Figure dataset records

^^^^^^^^^^^^^^^^

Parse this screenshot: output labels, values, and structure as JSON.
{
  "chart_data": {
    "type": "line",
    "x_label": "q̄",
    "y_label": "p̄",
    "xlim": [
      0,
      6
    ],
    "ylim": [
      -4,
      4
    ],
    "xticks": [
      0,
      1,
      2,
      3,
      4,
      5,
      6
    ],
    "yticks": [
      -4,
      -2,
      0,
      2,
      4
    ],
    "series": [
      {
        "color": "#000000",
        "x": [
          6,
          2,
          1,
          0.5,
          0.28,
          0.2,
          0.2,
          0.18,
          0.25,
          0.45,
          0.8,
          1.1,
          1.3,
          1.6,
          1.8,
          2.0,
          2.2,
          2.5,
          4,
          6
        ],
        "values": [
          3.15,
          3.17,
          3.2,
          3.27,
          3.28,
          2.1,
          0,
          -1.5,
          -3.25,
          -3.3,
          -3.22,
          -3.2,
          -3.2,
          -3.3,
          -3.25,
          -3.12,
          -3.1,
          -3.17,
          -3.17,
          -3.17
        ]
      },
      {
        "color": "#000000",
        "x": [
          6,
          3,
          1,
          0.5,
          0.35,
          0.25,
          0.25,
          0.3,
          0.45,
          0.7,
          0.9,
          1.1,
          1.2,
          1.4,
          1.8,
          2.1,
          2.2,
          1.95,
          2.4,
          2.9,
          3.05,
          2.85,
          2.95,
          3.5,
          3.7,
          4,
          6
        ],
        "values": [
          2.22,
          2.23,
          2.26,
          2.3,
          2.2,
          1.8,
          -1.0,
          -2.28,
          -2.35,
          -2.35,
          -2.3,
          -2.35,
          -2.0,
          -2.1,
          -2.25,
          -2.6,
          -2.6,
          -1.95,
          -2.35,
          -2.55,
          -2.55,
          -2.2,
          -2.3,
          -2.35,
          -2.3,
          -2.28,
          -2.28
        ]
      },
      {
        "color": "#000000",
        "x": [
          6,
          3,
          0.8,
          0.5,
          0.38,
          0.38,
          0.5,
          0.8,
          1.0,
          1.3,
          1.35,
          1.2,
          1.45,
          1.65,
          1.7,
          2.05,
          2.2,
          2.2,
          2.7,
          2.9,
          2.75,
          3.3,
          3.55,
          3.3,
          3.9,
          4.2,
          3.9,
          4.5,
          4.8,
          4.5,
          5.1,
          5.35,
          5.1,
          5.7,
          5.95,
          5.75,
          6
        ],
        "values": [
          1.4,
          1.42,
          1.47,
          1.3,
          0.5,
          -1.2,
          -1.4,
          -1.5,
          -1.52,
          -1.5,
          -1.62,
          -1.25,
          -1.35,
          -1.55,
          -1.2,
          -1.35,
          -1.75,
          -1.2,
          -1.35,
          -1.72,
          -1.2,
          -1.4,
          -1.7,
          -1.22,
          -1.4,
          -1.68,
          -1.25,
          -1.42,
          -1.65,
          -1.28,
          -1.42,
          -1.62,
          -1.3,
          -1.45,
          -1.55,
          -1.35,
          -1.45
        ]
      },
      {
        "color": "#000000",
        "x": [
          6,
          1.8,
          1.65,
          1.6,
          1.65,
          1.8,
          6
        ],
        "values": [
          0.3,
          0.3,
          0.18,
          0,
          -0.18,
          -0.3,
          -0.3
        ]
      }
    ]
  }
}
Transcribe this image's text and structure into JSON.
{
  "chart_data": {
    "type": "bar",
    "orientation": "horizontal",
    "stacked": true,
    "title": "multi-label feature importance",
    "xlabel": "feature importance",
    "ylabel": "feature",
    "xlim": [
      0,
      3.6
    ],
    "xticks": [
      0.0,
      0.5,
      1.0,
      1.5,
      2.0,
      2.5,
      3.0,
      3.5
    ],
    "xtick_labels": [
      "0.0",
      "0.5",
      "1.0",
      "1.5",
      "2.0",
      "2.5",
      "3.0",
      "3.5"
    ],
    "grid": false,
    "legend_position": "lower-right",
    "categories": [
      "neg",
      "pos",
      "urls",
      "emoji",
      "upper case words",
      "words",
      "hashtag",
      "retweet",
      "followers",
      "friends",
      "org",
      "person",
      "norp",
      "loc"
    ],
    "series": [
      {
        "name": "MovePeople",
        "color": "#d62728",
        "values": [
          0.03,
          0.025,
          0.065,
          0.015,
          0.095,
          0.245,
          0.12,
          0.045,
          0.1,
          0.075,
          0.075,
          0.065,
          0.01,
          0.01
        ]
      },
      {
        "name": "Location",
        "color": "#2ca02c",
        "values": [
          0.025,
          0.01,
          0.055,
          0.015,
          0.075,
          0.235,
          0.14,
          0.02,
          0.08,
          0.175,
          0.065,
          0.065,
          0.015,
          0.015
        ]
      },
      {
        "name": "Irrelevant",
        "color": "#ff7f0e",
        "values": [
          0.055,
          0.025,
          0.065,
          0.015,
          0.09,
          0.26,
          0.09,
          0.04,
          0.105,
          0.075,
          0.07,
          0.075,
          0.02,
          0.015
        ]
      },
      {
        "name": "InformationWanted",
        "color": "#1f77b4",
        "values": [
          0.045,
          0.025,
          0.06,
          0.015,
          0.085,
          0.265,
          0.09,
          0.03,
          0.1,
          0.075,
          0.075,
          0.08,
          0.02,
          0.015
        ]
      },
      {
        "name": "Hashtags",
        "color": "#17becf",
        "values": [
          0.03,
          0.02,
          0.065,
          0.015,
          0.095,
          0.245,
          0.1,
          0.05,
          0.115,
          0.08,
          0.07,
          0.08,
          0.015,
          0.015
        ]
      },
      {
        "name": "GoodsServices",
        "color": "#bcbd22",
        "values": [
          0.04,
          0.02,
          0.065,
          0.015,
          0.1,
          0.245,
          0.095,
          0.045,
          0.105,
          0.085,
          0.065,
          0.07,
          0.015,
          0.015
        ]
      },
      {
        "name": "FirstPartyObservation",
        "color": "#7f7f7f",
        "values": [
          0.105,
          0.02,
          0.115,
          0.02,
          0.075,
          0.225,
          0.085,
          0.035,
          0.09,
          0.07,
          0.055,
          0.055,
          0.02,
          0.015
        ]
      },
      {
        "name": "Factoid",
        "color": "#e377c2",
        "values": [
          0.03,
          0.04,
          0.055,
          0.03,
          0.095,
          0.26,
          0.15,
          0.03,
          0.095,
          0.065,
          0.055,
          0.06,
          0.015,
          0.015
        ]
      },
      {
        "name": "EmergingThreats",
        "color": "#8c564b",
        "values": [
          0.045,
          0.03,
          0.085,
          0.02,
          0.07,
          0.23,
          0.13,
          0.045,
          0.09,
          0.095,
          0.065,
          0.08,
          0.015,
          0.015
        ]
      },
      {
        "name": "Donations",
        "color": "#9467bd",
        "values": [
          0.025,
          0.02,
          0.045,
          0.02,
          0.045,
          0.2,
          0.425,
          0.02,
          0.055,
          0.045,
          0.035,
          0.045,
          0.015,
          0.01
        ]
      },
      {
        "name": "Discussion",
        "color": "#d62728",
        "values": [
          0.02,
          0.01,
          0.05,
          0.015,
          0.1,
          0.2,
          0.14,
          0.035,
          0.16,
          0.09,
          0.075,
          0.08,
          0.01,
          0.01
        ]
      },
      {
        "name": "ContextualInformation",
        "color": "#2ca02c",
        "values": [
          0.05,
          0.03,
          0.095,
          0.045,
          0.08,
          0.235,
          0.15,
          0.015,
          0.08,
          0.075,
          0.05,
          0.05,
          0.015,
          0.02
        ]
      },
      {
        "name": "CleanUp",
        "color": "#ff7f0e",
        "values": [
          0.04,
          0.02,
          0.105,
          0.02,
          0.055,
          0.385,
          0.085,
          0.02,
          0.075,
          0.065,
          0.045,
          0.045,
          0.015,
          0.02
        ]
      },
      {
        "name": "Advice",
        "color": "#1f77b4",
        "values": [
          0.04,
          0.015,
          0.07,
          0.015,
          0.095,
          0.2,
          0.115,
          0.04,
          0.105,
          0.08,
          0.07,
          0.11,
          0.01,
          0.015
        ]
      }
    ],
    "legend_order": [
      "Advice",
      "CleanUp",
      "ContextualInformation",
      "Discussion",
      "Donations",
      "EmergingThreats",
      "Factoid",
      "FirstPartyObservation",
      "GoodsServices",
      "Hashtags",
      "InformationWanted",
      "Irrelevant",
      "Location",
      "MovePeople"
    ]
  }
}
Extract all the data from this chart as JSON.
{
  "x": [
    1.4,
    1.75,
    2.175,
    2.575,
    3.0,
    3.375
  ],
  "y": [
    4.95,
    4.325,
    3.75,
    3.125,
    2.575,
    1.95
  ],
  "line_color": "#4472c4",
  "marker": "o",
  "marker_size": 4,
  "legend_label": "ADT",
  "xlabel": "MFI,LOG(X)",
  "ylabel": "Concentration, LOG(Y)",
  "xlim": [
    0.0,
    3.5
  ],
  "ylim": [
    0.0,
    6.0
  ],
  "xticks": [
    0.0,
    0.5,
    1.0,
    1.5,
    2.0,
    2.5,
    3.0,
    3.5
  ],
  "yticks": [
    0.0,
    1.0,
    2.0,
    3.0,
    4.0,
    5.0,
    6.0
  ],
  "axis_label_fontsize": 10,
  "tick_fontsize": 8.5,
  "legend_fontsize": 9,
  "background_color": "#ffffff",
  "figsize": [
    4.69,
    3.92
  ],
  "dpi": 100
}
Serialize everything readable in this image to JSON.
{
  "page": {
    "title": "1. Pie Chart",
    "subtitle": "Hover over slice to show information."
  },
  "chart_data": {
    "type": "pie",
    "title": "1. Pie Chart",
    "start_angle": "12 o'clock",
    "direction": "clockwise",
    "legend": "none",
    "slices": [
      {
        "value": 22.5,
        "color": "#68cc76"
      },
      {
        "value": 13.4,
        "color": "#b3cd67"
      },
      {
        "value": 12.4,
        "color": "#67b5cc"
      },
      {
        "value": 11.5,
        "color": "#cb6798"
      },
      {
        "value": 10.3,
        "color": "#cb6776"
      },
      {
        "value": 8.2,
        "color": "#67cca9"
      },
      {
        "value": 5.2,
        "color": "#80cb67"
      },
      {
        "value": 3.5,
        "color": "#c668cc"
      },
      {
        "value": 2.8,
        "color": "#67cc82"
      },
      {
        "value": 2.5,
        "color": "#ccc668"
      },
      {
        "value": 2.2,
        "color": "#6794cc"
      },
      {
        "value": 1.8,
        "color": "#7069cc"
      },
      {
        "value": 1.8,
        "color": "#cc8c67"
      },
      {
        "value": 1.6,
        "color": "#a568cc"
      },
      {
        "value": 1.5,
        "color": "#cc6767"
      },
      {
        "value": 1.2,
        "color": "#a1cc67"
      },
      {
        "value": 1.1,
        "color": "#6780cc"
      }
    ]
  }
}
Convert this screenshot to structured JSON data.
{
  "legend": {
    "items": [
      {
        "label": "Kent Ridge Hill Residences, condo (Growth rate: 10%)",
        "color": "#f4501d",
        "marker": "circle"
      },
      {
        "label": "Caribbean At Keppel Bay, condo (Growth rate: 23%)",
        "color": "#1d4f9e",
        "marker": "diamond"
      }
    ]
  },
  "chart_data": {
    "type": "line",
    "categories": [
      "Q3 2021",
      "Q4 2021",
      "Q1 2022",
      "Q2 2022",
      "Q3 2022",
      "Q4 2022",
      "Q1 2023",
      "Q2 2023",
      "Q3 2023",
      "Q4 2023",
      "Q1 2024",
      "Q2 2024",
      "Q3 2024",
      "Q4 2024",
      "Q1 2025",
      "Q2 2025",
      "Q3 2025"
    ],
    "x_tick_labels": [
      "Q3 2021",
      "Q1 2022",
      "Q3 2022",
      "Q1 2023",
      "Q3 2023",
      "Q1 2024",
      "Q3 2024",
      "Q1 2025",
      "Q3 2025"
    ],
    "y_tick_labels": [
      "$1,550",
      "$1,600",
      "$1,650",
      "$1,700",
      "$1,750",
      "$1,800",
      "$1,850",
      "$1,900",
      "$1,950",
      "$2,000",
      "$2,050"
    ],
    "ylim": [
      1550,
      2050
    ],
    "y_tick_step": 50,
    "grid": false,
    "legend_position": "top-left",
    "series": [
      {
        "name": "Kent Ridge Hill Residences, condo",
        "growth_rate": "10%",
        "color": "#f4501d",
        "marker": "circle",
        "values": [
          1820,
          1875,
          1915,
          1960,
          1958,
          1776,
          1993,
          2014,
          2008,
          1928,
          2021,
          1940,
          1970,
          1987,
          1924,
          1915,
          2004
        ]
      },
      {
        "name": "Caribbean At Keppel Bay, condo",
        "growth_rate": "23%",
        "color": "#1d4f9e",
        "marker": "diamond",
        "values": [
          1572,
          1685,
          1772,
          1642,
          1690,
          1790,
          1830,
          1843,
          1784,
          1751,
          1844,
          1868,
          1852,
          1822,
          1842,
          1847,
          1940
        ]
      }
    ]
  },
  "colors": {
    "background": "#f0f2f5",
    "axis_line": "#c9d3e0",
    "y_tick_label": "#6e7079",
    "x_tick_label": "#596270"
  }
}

^^^^^^^^^^^^^^^^

[Short exercise] Report all lines of the material that contain the word "Kent".

[Output of the exercise]
        "label": "Kent Ridge Hill Residences, condo (Growth rate: 10%)",
        "name": "Kent Ridge Hill Residences, condo",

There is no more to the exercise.